#### [Task to carry out]
Output an exact reproduction of the data.

#### [Material for this task]

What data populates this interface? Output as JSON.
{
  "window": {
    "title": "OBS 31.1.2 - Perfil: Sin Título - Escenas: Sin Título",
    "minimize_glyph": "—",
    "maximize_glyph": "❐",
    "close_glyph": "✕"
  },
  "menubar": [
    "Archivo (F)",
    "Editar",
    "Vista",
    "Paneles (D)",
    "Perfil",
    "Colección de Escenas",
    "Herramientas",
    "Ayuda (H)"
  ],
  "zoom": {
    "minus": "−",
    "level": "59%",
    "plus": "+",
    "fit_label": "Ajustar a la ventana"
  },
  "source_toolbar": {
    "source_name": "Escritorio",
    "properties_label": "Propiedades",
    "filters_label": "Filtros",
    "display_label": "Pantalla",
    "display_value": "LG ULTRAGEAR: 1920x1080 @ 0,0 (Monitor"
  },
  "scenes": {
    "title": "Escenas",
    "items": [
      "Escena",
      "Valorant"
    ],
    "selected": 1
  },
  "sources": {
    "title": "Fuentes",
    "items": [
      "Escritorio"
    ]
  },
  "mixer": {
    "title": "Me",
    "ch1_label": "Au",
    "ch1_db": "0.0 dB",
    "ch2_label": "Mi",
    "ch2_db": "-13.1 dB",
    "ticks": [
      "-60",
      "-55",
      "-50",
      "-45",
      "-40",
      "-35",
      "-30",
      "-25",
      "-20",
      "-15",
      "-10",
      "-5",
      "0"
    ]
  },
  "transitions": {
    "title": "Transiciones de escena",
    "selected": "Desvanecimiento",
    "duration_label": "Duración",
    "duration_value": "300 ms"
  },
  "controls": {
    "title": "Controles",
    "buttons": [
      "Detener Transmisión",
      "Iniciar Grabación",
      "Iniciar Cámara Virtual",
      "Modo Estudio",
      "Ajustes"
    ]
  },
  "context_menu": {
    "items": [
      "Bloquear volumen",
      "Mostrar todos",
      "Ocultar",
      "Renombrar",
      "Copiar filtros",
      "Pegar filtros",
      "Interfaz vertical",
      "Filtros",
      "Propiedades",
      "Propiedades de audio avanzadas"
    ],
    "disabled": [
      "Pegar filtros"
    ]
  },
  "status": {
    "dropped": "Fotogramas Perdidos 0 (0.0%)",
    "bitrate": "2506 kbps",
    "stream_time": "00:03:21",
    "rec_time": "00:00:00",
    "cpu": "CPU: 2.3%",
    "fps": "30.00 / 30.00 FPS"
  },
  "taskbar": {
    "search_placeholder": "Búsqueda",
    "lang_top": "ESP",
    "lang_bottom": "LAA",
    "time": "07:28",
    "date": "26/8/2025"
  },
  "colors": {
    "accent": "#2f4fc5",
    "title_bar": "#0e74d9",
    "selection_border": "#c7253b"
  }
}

#### [In response]
What data populates this interface? Output as JSON.
{
  "window": {
    "title": "OBS 31.1.2 - Perfil: Sin Título - Escenas: Sin Título",
    "minimize_glyph": "—",
    "maximize_glyph": "❐",
    "close_glyph": "✕"
  },
  "menubar": [
    "Archivo (F)",
    "Editar",
    "Vista",
    "Paneles (D)",
    "Perfil",
    "Colección de Escenas",
    "Herramientas",
    "Ayuda (H)"
  ],
  "zoom": {
    "minus": "−",
    "level": "59%",
    "plus": "+",
    "fit_label": "Ajustar a la ventana"
  },
  "source_toolbar": {
    "source_name": "Escritorio",
    "properties_label": "Propiedades",
    "filters_label": "Filtros",
    "display_label": "Pantalla",
    "display_value": "LG ULTRAGEAR: 1920x1080 @ 0,0 (Monitor"
  },
  "scenes": {
    "title": "Escenas",
    "items": [
      "Escena",
      "Valorant"
    ],
    "selected": 1
  },
  "sources": {
    "title": "Fuentes",
    "items": [
      "Escritorio"
    ]
  },
  "mixer": {
    "title": "Me",
    "ch1_label": "Au",
    "ch1_db": "0.0 dB",
    "ch2_label": "Mi",
    "ch2_db": "-13.1 dB",
    "ticks": [
      "-60",
      "-55",
      "-50",
      "-45",
      "-40",
      "-35",
      "-30",
      "-25",
      "-20",
      "-15",
      "-10",
      "-5",
      "0"
    ]
  },
  "transitions": {
    "title": "Transiciones de escena",
    "selected": "Desvanecimiento",
    "duration_label": "Duración",
    "duration_value": "300 ms"
  },
  "controls": {
    "title": "Controles",
    "buttons": [
      "Detener Transmisión",
      "Iniciar Grabación",
      "Iniciar Cámara Virtual",
      "Modo Estudio",
      "Ajustes"
    ]
  },
  "context_menu": {
    "items": [
      "Bloquear volumen",
      "Mostrar todos",
      "Ocultar",
      "Renombrar",
      "Copiar filtros",
      "Pegar filtros",
      "Interfaz vertical",
      "Filtros",
      "Propiedades",
      "Propiedades de audio avanzadas"
    ],
    "disabled": [
      "Pegar filtros"
    ]
  },
  "status": {
    "dropped": "Fotogramas Perdidos 0 (0.0%)",
    "bitrate": "2506 kbps",
    "stream_time": "00:03:21",
    "rec_time": "00:00:00",
    "cpu": "CPU: 2.3%",
    "fps": "30.00 / 30.00 FPS"
  },
  "taskbar": {
    "search_placeholder": "Búsqueda",
    "lang_top": "ESP",
    "lang_bottom": "LAA",
    "time": "07:28",
    "date": "26/8/2025"
  },
  "colors": {
    "accent": "#2f4fc5",
    "title_bar": "#0e74d9",
    "selection_border": "#c7253b"
  }
}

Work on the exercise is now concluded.